Go through the data below and gather each line containing "message".

------------

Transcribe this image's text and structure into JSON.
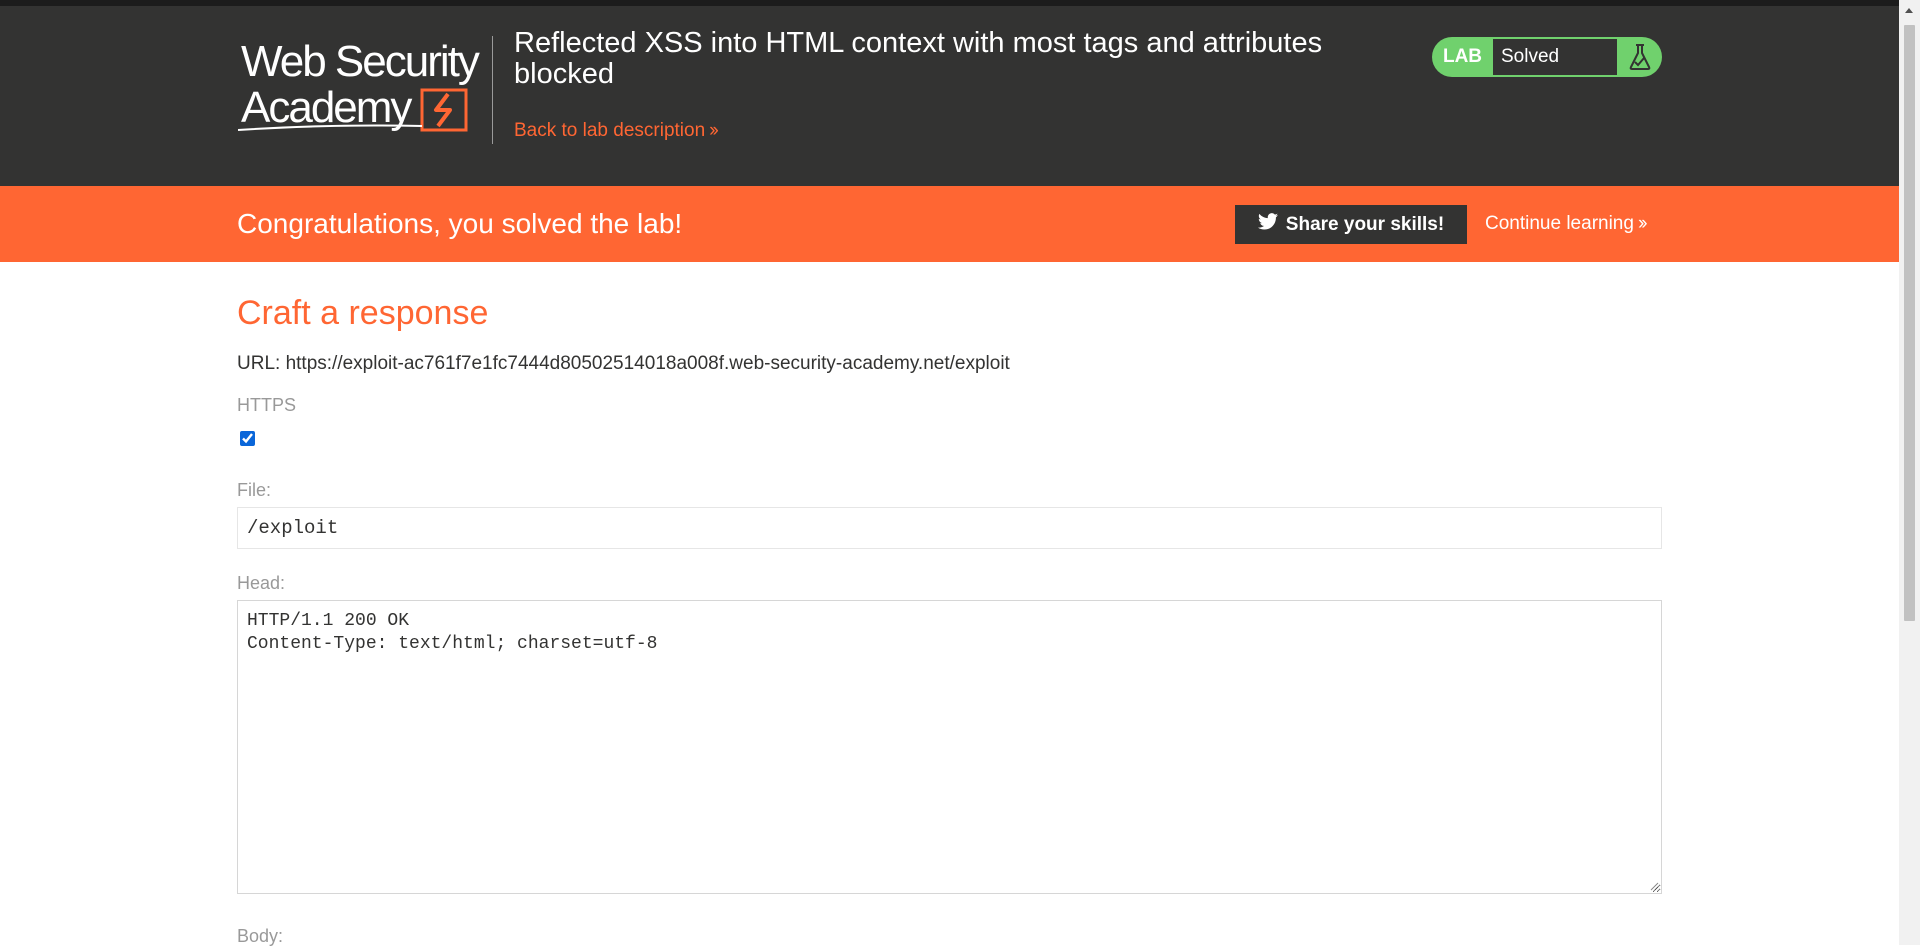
{
  "header": {
    "logo_line1": "Web Security",
    "logo_line2": "Academy",
    "lab_title": "Reflected XSS into HTML context with most tags and attributes blocked",
    "back_link": "Back to lab description",
    "status_label": "LAB",
    "status_text": "Solved",
    "status_color": "#70d16d"
  },
  "banner": {
    "message": "Congratulations, you solved the lab!",
    "share_button": "Share your skills!",
    "continue_link": "Continue learning"
  },
  "form": {
    "title": "Craft a response",
    "url_label": "URL:",
    "url_value": "https://exploit-ac761f7e1fc7444d80502514018a008f.web-security-academy.net/exploit",
    "https_label": "HTTPS",
    "https_checked": true,
    "file_label": "File:",
    "file_value": "/exploit",
    "head_label": "Head:",
    "head_value": "HTTP/1.1 200 OK\nContent-Type: text/html; charset=utf-8",
    "body_label": "Body:"
  },
  "colors": {
    "accent": "#ff6633",
    "dark": "#333332",
    "success": "#70d16d"
  }
}
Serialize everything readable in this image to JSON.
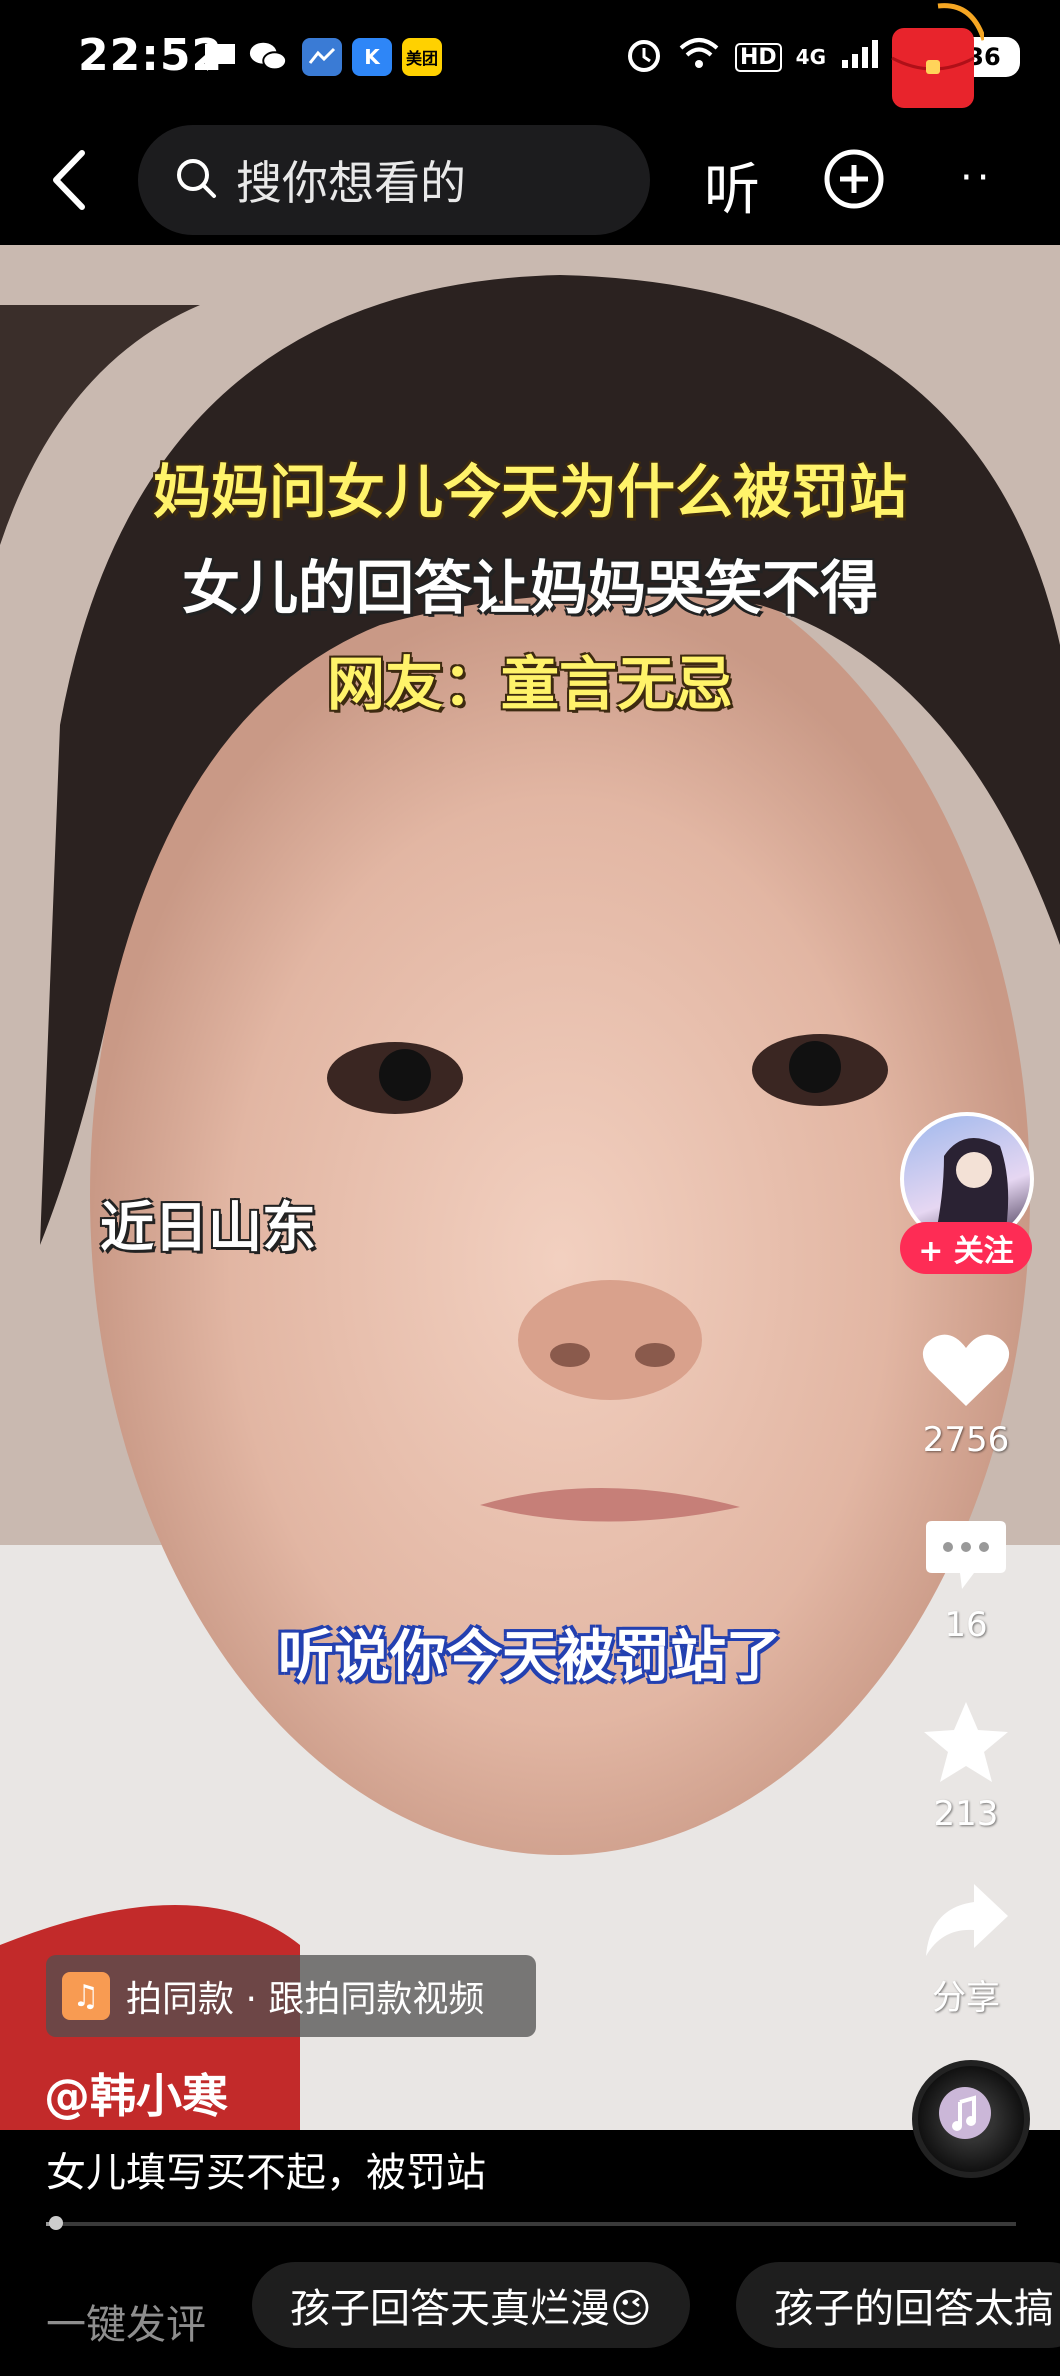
{
  "status_bar": {
    "time": "22:52",
    "notification_icons": [
      "message-icon",
      "wechat-icon",
      "bank-app-icon",
      "k-app-icon",
      "meituan-icon"
    ],
    "meituan_label": "美团",
    "k_label": "K",
    "network_hd": "HD",
    "network_4g": "4G",
    "battery": "36"
  },
  "top_nav": {
    "search_placeholder": "搜你想看的",
    "listen_label": "听"
  },
  "video": {
    "caption_lines": [
      "妈妈问女儿今天为什么被罚站",
      "女儿的回答让妈妈哭笑不得",
      "网友：童言无忌"
    ],
    "location_tag": "近日山东",
    "subtitle": "听说你今天被罚站了"
  },
  "right_rail": {
    "follow_label": "+ 关注",
    "likes": "2756",
    "comments": "16",
    "favorites": "213",
    "share_label": "分享"
  },
  "bottom": {
    "same_style_label": "拍同款 · 跟拍同款视频",
    "author": "@韩小寒",
    "description": "女儿填写买不起，被罚站"
  },
  "playback": {
    "progress_fraction": 0.005
  },
  "comment_bar": {
    "quick_comment_label": "一键发评",
    "chips": [
      "孩子回答天真烂漫😉",
      "孩子的回答太搞"
    ]
  },
  "colors": {
    "accent_red": "#fe2c55",
    "caption_yellow": "#fff36a",
    "subtitle_outline": "#2340b0"
  }
}
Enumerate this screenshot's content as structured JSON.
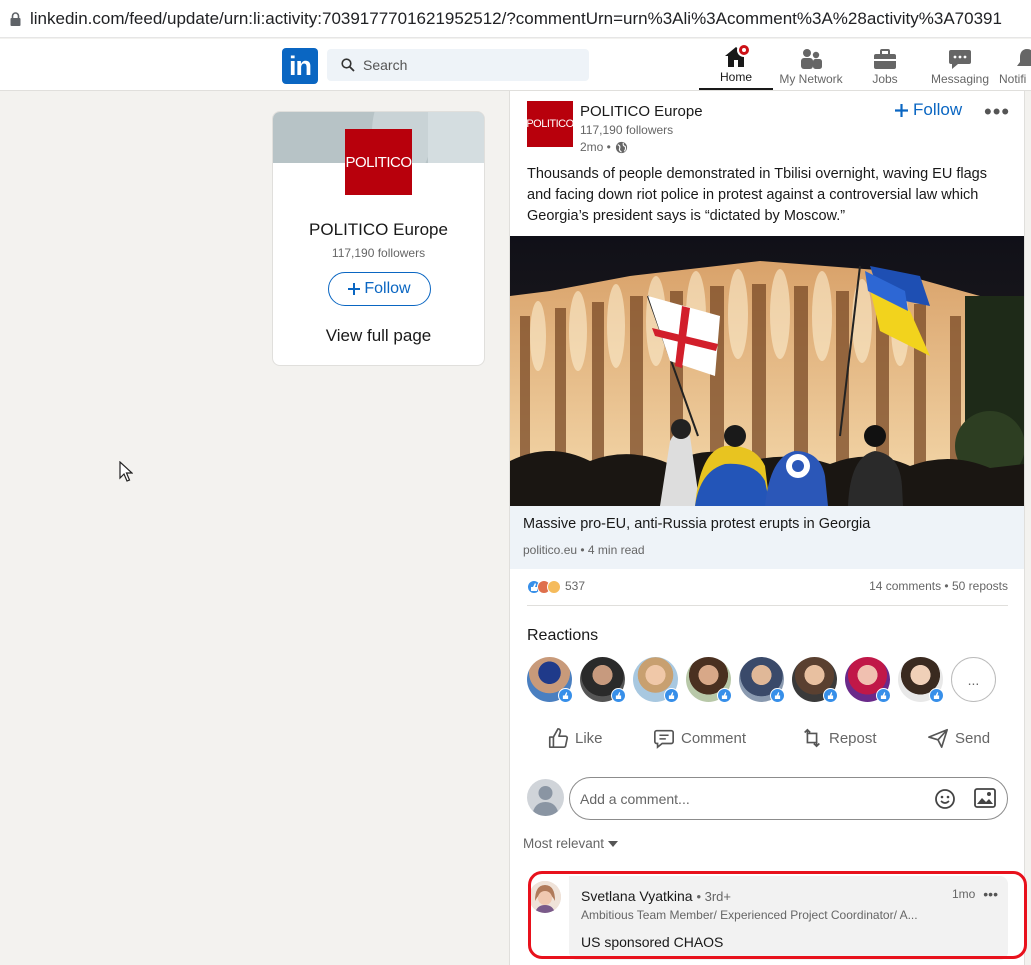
{
  "browser": {
    "url": "linkedin.com/feed/update/urn:li:activity:7039177701621952512/?commentUrn=urn%3Ali%3Acomment%3A%28activity%3A70391"
  },
  "nav": {
    "logo": "in",
    "search_placeholder": "Search",
    "items": [
      {
        "label": "Home",
        "icon": "home-icon"
      },
      {
        "label": "My Network",
        "icon": "network-icon"
      },
      {
        "label": "Jobs",
        "icon": "briefcase-icon"
      },
      {
        "label": "Messaging",
        "icon": "messaging-icon"
      },
      {
        "label": "Notifi",
        "icon": "bell-icon"
      }
    ]
  },
  "company_card": {
    "logo_text": "POLITICO",
    "name": "POLITICO Europe",
    "followers": "117,190 followers",
    "follow_label": "Follow",
    "view_full_page": "View full page"
  },
  "post": {
    "logo_text": "POLITICO",
    "author": "POLITICO Europe",
    "followers": "117,190 followers",
    "time": "2mo •",
    "follow_label": "Follow",
    "more": "•••",
    "text": "Thousands of people demonstrated in Tbilisi overnight, waving EU flags and facing down riot police in protest against a controversial law which Georgia’s president says is “dictated by Moscow.”",
    "link": {
      "title": "Massive pro-EU, anti-Russia protest erupts in Georgia",
      "source": "politico.eu • 4 min read"
    },
    "reaction_count": "537",
    "stats": "14 comments • 50 reposts",
    "reactions_title": "Reactions",
    "more_reactors": "...",
    "actions": {
      "like": "Like",
      "comment": "Comment",
      "repost": "Repost",
      "send": "Send"
    },
    "comment_placeholder": "Add a comment...",
    "sort_label": "Most relevant",
    "colors": {
      "brand": "#0a66c2",
      "politico": "#b8000c",
      "highlight": "#e8111c"
    }
  },
  "comment": {
    "name": "Svetlana Vyatkina",
    "degree": "• 3rd+",
    "time": "1mo",
    "more": "•••",
    "headline": "Ambitious Team Member/ Experienced Project Coordinator/ A...",
    "text": "US sponsored CHAOS"
  }
}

------------

- _Expected answer_
    "message": "Congratulations, you solved the lab!",
      "message-icon",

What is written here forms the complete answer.